— Entries supplied —
# # # # # # #

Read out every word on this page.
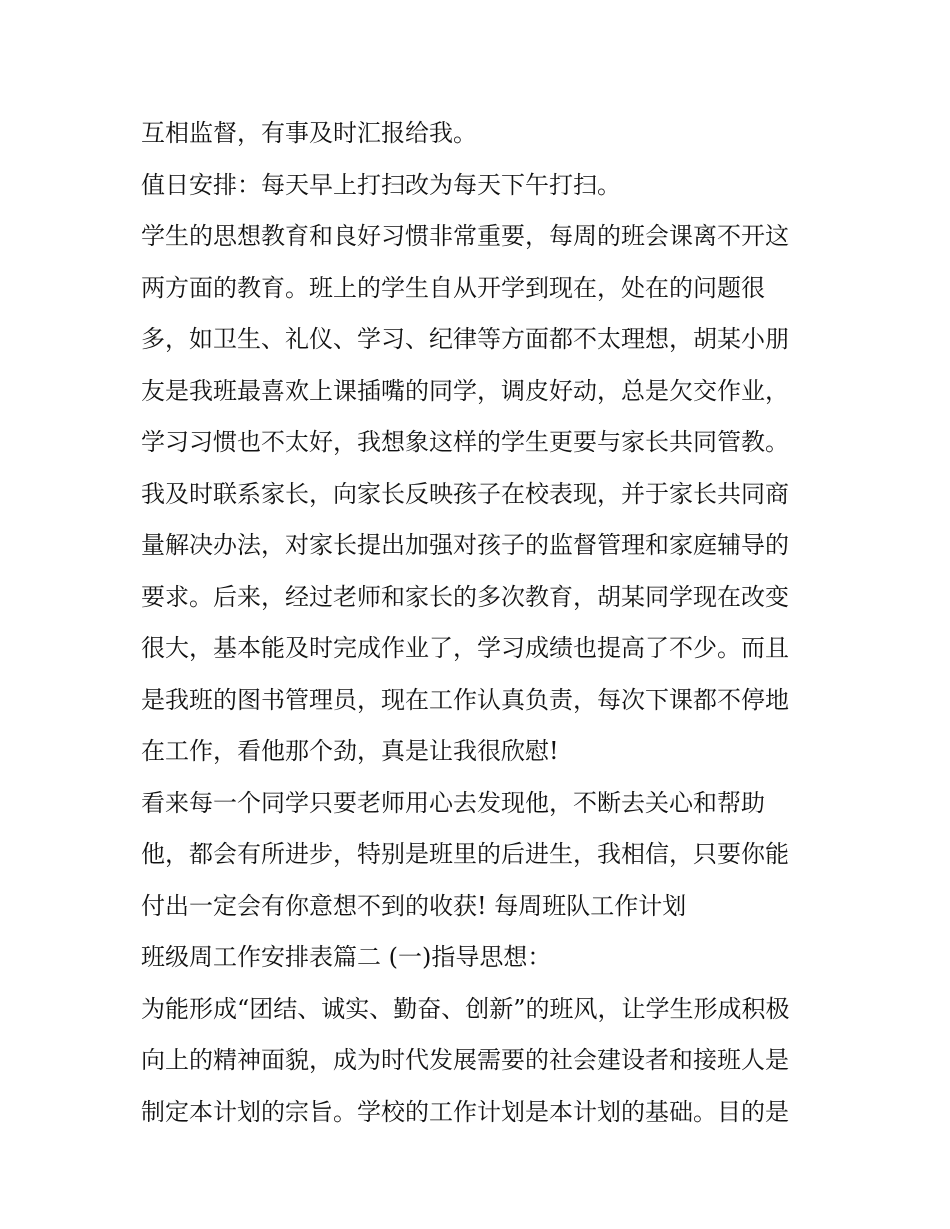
互相监督，有事及时汇报给我。
值日安排：每天早上打扫改为每天下午打扫。
学生的思想教育和良好习惯非常重要，每周的班会课离不开这
两方面的教育。班上的学生自从开学到现在，处在的问题很
多，如卫生、礼仪、学习、纪律等方面都不太理想，胡某小朋
友是我班最喜欢上课插嘴的同学，调皮好动，总是欠交作业，
学习习惯也不太好，我想象这样的学生更要与家长共同管教。
我及时联系家长，向家长反映孩子在校表现，并于家长共同商
量解决办法，对家长提出加强对孩子的监督管理和家庭辅导的
要求。后来，经过老师和家长的多次教育，胡某同学现在改变
很大，基本能及时完成作业了，学习成绩也提高了不少。而且
是我班的图书管理员，现在工作认真负责，每次下课都不停地
在工作，看他那个劲，真是让我很欣慰!
看来每一个同学只要老师用心去发现他，不断去关心和帮助
他，都会有所进步，特别是班里的后进生，我相信，只要你能
付出一定会有你意想不到的收获! 每周班队工作计划
班级周工作安排表篇二 (一)指导思想：
为能形成“团结、诚实、勤奋、创新”的班风，让学生形成积极
向上的精神面貌，成为时代发展需要的社会建设者和接班人是
制定本计划的宗旨。学校的工作计划是本计划的基础。目的是
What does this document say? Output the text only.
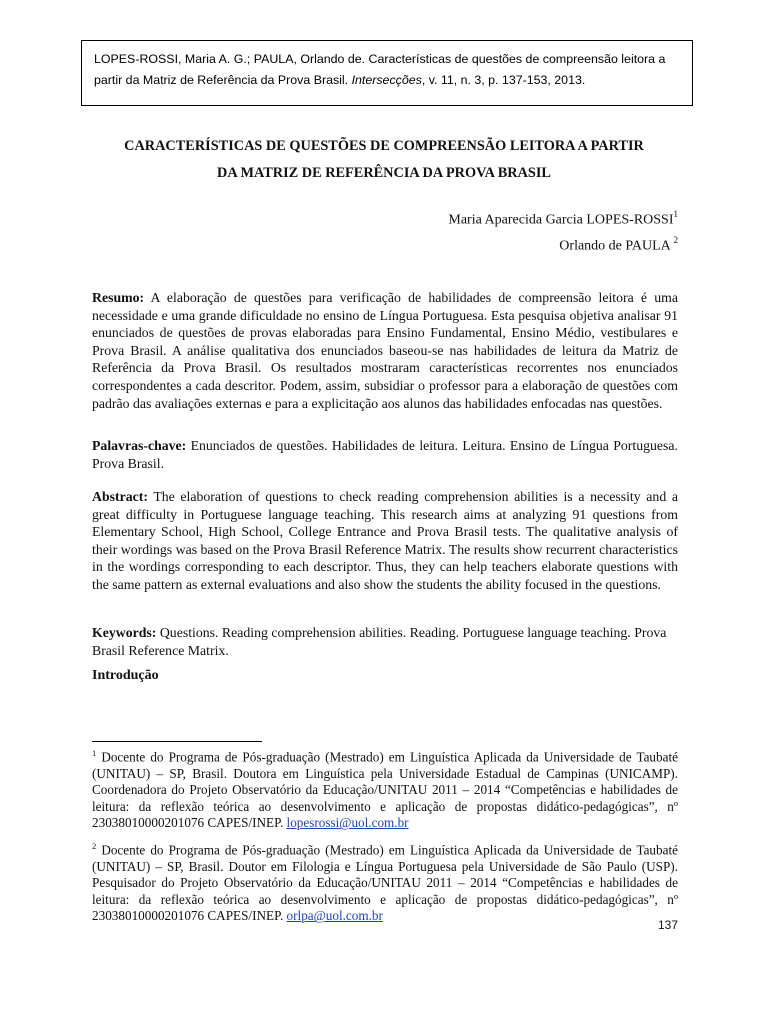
LOPES-ROSSI, Maria A. G.; PAULA, Orlando de. Características de questões de compreensão leitora a partir da Matriz de Referência da Prova Brasil. Intersecções, v. 11, n. 3, p. 137-153, 2013.
CARACTERÍSTICAS DE QUESTÕES DE COMPREENSÃO LEITORA A PARTIR
DA MATRIZ DE REFERÊNCIA DA PROVA BRASIL
Maria Aparecida Garcia LOPES-ROSSI$^1$
Orlando de PAULA $^2$

Resumo: A elaboração de questões para verificação de habilidades de compreensão leitora é uma necessidade e uma grande dificuldade no ensino de Língua Portuguesa. Esta pesquisa objetiva analisar 91 enunciados de questões de provas elaboradas para Ensino Fundamental, Ensino Médio, vestibulares e Prova Brasil. A análise qualitativa dos enunciados baseou-se nas habilidades de leitura da Matriz de Referência da Prova Brasil. Os resultados mostraram características recorrentes nos enunciados correspondentes a cada descritor. Podem, assim, subsidiar o professor para a elaboração de questões com padrão das avaliações externas e para a explicitação aos alunos das habilidades enfocadas nas questões.

Palavras-chave: Enunciados de questões. Habilidades de leitura. Leitura. Ensino de Língua Portuguesa. Prova Brasil.

Abstract: The elaboration of questions to check reading comprehension abilities is a necessity and a great difficulty in Portuguese language teaching. This research aims at analyzing 91 questions from Elementary School, High School, College Entrance and Prova Brasil tests. The qualitative analysis of their wordings was based on the Prova Brasil Reference Matrix. The results show recurrent characteristics in the wordings corresponding to each descriptor. Thus, they can help teachers elaborate questions with the same pattern as external evaluations and also show the students the ability focused in the questions.

Keywords: Questions. Reading comprehension abilities. Reading. Portuguese language teaching. Prova Brasil Reference Matrix.

Introdução

$^1$ Docente do Programa de Pós-graduação (Mestrado) em Linguística Aplicada da Universidade de Taubaté (UNITAU) – SP, Brasil. Doutora em Linguística pela Universidade Estadual de Campinas (UNICAMP). Coordenadora do Projeto Observatório da Educação/UNITAU 2011 – 2014 “Competências e habilidades de leitura: da reflexão teórica ao desenvolvimento e aplicação de propostas didático-pedagógicas”, nº 23038010000201076 CAPES/INEP. lopesrossi@uol.com.br

$^2$ Docente do Programa de Pós-graduação (Mestrado) em Linguística Aplicada da Universidade de Taubaté (UNITAU) – SP, Brasil. Doutor em Filologia e Língua Portuguesa pela Universidade de São Paulo (USP). Pesquisador do Projeto Observatório da Educação/UNITAU 2011 – 2014 “Competências e habilidades de leitura: da reflexão teórica ao desenvolvimento e aplicação de propostas didático-pedagógicas”, nº 23038010000201076 CAPES/INEP. orlpa@uol.com.br

137
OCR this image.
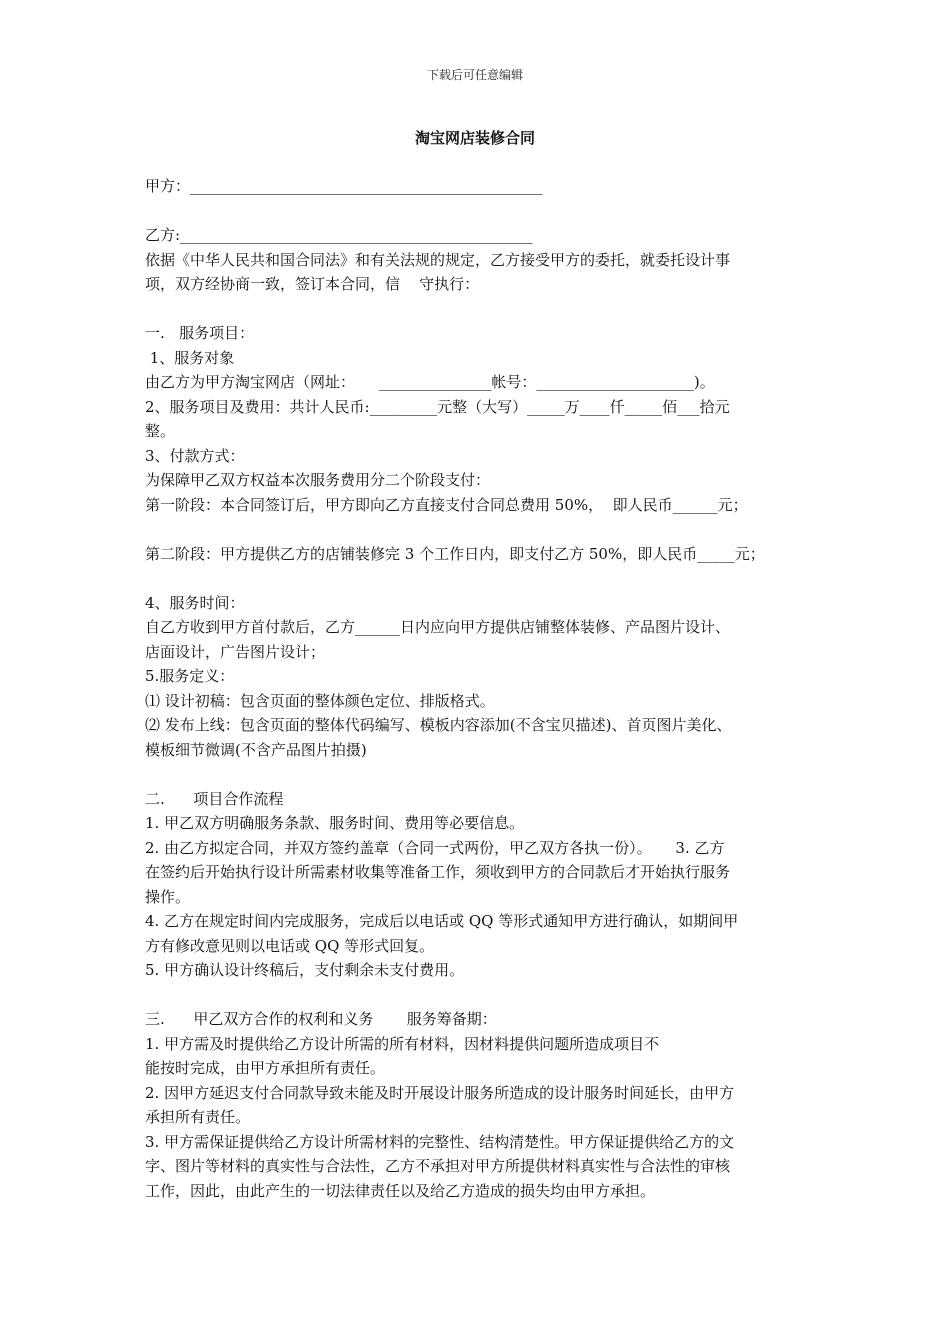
下载后可任意编辑
淘宝网店装修合同
甲方：_______________________________________________
乙方:_______________________________________________
依据《中华人民共和国合同法》和有关法规的规定，乙方接受甲方的委托，就委托设计事
项，双方经协商一致，签订本合同，信    守执行：
一.   服务项目：
1、服务对象
由乙方为甲方淘宝网店（网址：     _______________帐号：_____________________)。
2、服务项目及费用：共计人民币:_________元整（大写）_____万____仟_____佰___拾元
整。
3、付款方式：
为保障甲乙双方权益本次服务费用分二个阶段支付：
第一阶段：本合同签订后，甲方即向乙方直接支付合同总费用 50%，  即人民币______元；
第二阶段：甲方提供乙方的店铺装修完 3 个工作日内，即支付乙方 50%，即人民币_____元；
4、服务时间：
自乙方收到甲方首付款后，乙方______日内应向甲方提供店铺整体装修、产品图片设计、
店面设计，广告图片设计；
5.服务定义：
⑴ 设计初稿：包含页面的整体颜色定位、排版格式。
⑵ 发布上线：包含页面的整体代码编写、模板内容添加(不含宝贝描述)、首页图片美化、
模板细节微调(不含产品图片拍摄)
二.      项目合作流程
1. 甲乙双方明确服务条款、服务时间、费用等必要信息。
2. 由乙方拟定合同，并双方签约盖章（合同一式两份，甲乙双方各执一份）。     3. 乙方
在签约后开始执行设计所需素材收集等准备工作，须收到甲方的合同款后才开始执行服务
操作。
4. 乙方在规定时间内完成服务，完成后以电话或 QQ 等形式通知甲方进行确认，如期间甲
方有修改意见则以电话或 QQ 等形式回复。
5. 甲方确认设计终稿后，支付剩余未支付费用。
三.      甲乙双方合作的权利和义务       服务筹备期：
1. 甲方需及时提供给乙方设计所需的所有材料，因材料提供问题所造成项目不
能按时完成，由甲方承担所有责任。
2. 因甲方延迟支付合同款导致未能及时开展设计服务所造成的设计服务时间延长，由甲方
承担所有责任。
3. 甲方需保证提供给乙方设计所需材料的完整性、结构清楚性。甲方保证提供给乙方的文
字、图片等材料的真实性与合法性，乙方不承担对甲方所提供材料真实性与合法性的审核
工作，因此，由此产生的一切法律责任以及给乙方造成的损失均由甲方承担。
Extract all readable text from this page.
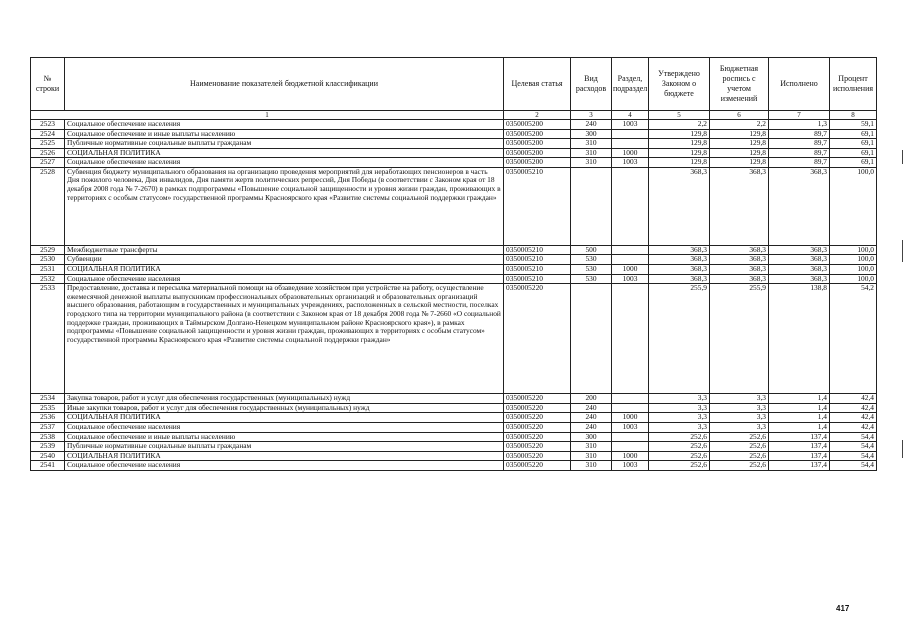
№ строки	Наименование показателей бюджетной классификации	Целевая статья	Вид расходов	Раздел, подраздел	Утверждено Законом о бюджете	Бюджетная роспись с учетом изменений	Исполнено	Процент исполнения
1		2	3	4	5	6	7	8
2523	Социальное обеспечение населения	0350005200	240	1003	2,2	2,2	1,3	59,1
2524	Социальное обеспечение и иные выплаты населению	0350005200	300		129,8	129,8	89,7	69,1
2525	Публичные нормативные социальные выплаты гражданам	0350005200	310		129,8	129,8	89,7	69,1
2526	СОЦИАЛЬНАЯ ПОЛИТИКА	0350005200	310	1000	129,8	129,8	89,7	69,1
2527	Социальное обеспечение населения	0350005200	310	1003	129,8	129,8	89,7	69,1
2528	Субвенция бюджету муниципального образования на организацию проведения мероприятий для неработающих пенсионеров в часть Дня пожилого человека, Дня инвалидов, Дня памяти жертв политических репрессий, Дня Победы (в соответствии с Законом края от 18 декабря 2008 года № 7-2670) в рамках подпрограммы «Повышение социальной защищенности и уровня жизни граждан, проживающих в территориях с особым статусом» государственной программы Красноярского края «Развитие системы социальной поддержки граждан»	0350005210			368,3	368,3	368,3	100,0
2529	Межбюджетные трансферты	0350005210	500		368,3	368,3	368,3	100,0
2530	Субвенции	0350005210	530		368,3	368,3	368,3	100,0
2531	СОЦИАЛЬНАЯ ПОЛИТИКА	0350005210	530	1000	368,3	368,3	368,3	100,0
2532	Социальное обеспечение населения	0350005210	530	1003	368,3	368,3	368,3	100,0
2533	Предоставление, доставка и пересылка материальной помощи на обзаведение хозяйством при устройстве на работу, осуществление ежемесячной денежной выплаты выпускникам профессиональных образовательных организаций и образовательных организаций высшего образования, работающим в государственных и муниципальных учреждениях, расположенных в сельской местности, поселках городского типа на территории муниципального района (в соответствии с Законом края от 18 декабря 2008 года № 7-2660 «О социальной поддержке граждан, проживающих в Таймырском Долгано-Ненецком муниципальном районе Красноярского края»), в рамках подпрограммы «Повышение социальной защищенности и уровня жизни граждан, проживающих в территориях с особым статусом» государственной программы Красноярского края «Развитие системы социальной поддержки граждан»	0350005220			255,9	255,9	138,8	54,2
2534	Закупка товаров, работ и услуг для обеспечения государственных (муниципальных) нужд	0350005220	200		3,3	3,3	1,4	42,4
2535	Иные закупки товаров, работ и услуг для обеспечения государственных (муниципальных) нужд	0350005220	240		3,3	3,3	1,4	42,4
2536	СОЦИАЛЬНАЯ ПОЛИТИКА	0350005220	240	1000	3,3	3,3	1,4	42,4
2537	Социальное обеспечение населения	0350005220	240	1003	3,3	3,3	1,4	42,4
2538	Социальное обеспечение и иные выплаты населению	0350005220	300		252,6	252,6	137,4	54,4
2539	Публичные нормативные социальные выплаты гражданам	0350005220	310		252,6	252,6	137,4	54,4
2540	СОЦИАЛЬНАЯ ПОЛИТИКА	0350005220	310	1000	252,6	252,6	137,4	54,4
2541	Социальное обеспечение населения	0350005220	310	1003	252,6	252,6	137,4	54,4
417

# # # # # # #

— Directive —
Wherever "ПОЛИТИКА" shows up in a line, copy that line.

— Written response —
2526	СОЦИАЛЬНАЯ ПОЛИТИКА	0350005200	310	1000	129,8	129,8	89,7	69,1
2531	СОЦИАЛЬНАЯ ПОЛИТИКА	0350005210	530	1000	368,3	368,3	368,3	100,0
2536	СОЦИАЛЬНАЯ ПОЛИТИКА	0350005220	240	1000	3,3	3,3	1,4	42,4
2540	СОЦИАЛЬНАЯ ПОЛИТИКА	0350005220	310	1000	252,6	252,6	137,4	54,4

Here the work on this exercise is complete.